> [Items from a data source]

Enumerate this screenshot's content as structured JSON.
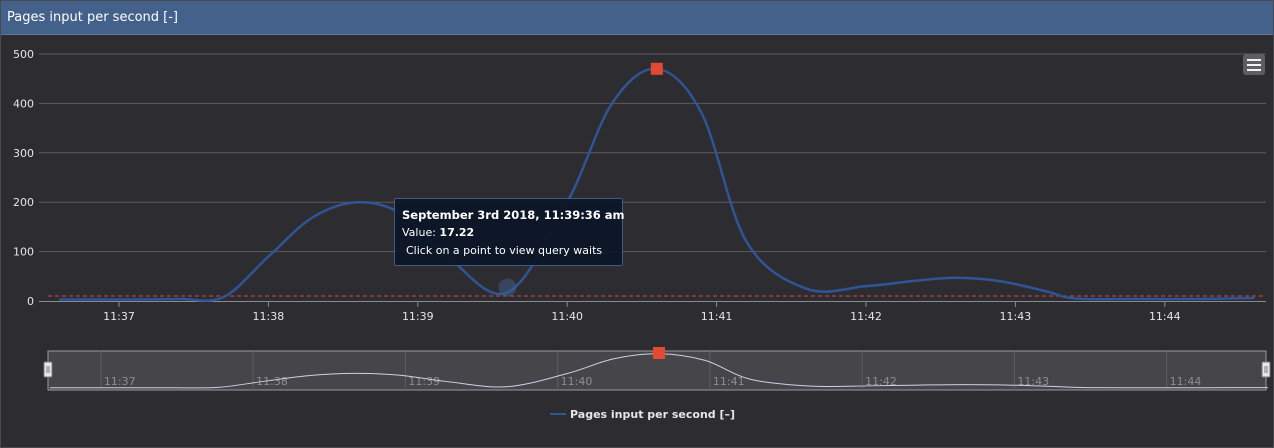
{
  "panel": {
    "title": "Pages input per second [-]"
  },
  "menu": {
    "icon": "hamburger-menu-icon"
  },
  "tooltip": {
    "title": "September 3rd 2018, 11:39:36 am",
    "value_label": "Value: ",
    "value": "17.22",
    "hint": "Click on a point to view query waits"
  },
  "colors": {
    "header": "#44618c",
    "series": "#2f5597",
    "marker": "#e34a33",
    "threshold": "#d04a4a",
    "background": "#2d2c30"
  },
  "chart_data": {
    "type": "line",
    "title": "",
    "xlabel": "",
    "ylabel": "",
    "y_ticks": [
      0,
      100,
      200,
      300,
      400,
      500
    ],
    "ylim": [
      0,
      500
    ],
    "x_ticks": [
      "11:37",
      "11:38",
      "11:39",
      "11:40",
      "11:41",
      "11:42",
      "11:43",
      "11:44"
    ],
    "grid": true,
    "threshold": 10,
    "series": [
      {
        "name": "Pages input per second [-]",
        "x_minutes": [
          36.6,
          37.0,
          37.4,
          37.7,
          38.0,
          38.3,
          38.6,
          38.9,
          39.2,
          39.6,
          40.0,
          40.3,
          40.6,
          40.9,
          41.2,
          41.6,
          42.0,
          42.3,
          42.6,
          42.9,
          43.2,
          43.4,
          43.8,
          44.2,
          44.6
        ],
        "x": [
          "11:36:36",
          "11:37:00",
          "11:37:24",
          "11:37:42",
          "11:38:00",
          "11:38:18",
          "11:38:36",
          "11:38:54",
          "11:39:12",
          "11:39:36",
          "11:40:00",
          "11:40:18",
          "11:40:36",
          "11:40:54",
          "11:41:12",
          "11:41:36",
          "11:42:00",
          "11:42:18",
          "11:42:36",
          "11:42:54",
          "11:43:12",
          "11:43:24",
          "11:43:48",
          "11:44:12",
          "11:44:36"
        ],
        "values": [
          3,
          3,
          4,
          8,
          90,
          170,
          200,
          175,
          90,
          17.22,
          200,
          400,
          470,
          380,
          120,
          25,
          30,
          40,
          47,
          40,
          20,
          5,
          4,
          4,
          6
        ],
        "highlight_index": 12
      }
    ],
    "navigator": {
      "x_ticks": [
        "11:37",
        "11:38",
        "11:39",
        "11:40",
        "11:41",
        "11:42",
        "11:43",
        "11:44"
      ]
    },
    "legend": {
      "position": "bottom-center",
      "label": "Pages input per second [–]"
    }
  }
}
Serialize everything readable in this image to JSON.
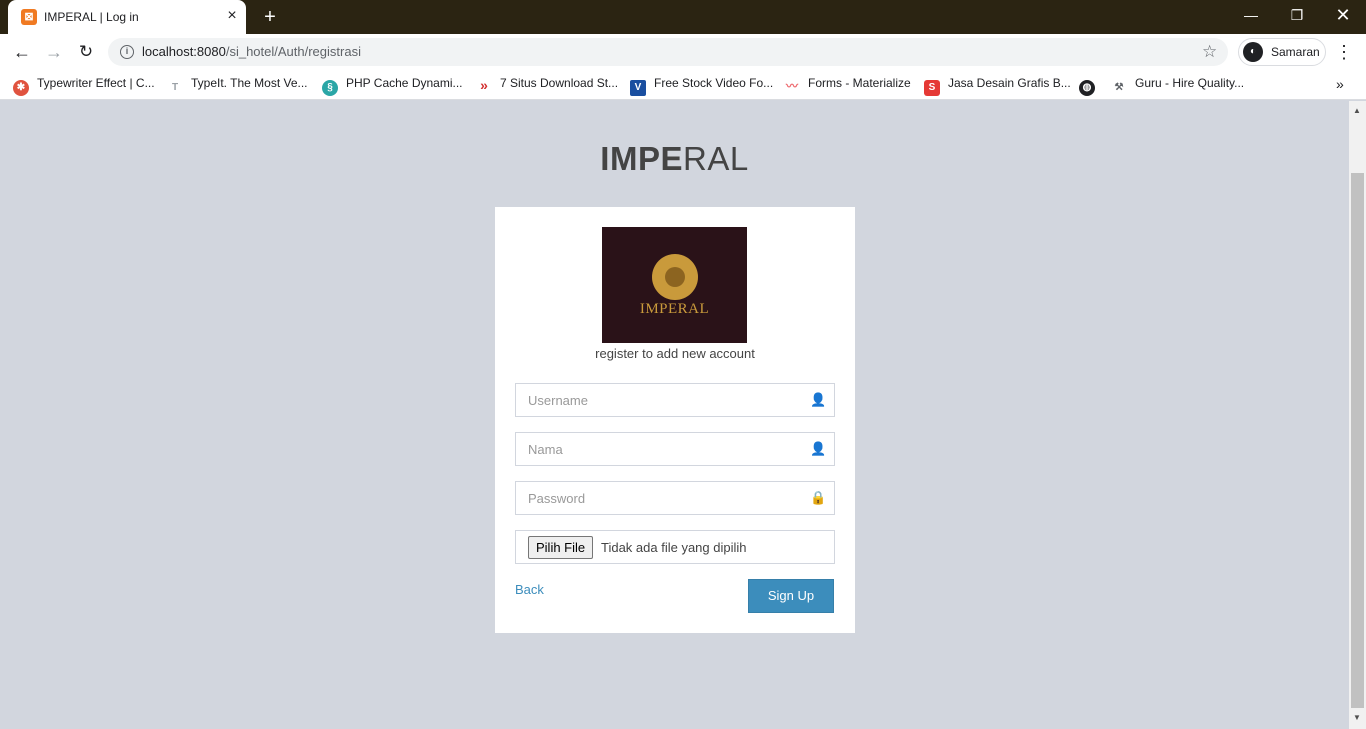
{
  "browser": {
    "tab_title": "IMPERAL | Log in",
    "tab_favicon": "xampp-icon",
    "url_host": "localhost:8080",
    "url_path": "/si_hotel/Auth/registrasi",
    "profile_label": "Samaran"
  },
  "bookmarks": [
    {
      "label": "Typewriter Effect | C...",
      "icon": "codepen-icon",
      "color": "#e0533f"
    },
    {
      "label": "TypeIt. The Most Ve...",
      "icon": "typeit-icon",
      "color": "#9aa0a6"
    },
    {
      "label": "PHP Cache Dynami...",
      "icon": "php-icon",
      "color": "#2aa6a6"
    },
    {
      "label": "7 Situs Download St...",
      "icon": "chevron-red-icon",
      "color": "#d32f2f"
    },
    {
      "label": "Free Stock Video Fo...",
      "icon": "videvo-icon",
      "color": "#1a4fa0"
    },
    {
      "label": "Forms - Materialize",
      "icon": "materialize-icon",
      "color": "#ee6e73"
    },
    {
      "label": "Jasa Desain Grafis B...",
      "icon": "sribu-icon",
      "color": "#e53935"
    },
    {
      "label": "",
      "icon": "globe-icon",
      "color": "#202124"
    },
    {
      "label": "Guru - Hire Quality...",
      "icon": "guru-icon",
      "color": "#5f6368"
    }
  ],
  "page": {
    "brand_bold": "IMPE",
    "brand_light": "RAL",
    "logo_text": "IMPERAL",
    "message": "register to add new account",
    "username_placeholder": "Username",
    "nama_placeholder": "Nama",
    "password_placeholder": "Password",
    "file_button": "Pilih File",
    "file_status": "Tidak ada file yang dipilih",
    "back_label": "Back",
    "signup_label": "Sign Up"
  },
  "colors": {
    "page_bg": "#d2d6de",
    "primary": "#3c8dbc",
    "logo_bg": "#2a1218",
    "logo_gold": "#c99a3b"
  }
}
...
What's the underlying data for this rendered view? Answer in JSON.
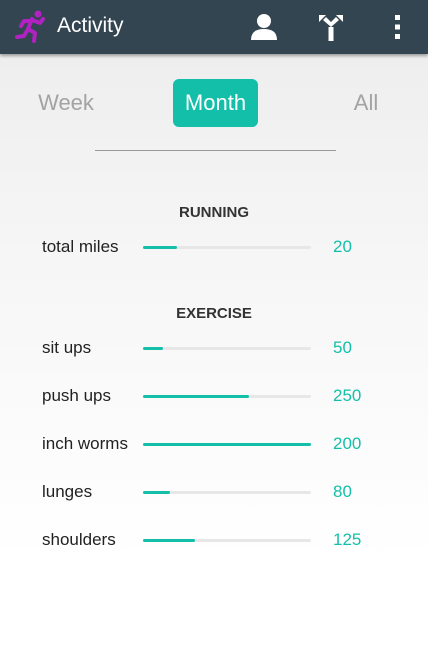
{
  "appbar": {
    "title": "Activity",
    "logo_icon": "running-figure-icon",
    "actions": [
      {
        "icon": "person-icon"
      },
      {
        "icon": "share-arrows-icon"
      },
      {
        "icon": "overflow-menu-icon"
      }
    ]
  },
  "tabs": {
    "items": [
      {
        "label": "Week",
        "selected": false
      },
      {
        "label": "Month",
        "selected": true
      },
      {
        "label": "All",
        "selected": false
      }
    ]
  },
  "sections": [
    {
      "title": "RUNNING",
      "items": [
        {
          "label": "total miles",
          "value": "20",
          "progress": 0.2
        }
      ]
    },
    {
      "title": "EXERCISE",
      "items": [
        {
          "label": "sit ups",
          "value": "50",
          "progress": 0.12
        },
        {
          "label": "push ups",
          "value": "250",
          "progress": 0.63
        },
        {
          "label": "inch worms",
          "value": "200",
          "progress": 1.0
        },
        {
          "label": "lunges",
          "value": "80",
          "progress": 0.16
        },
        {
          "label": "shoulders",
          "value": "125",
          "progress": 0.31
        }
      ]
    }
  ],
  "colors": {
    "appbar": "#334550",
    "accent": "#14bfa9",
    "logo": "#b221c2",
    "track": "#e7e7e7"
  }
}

> [Task statement] Look above for every line with the word "IMPERAL" and copy it.

> [Expected output]
    "tab_title": "IMPERAL | Log in",
    "logo_text": "IMPERAL",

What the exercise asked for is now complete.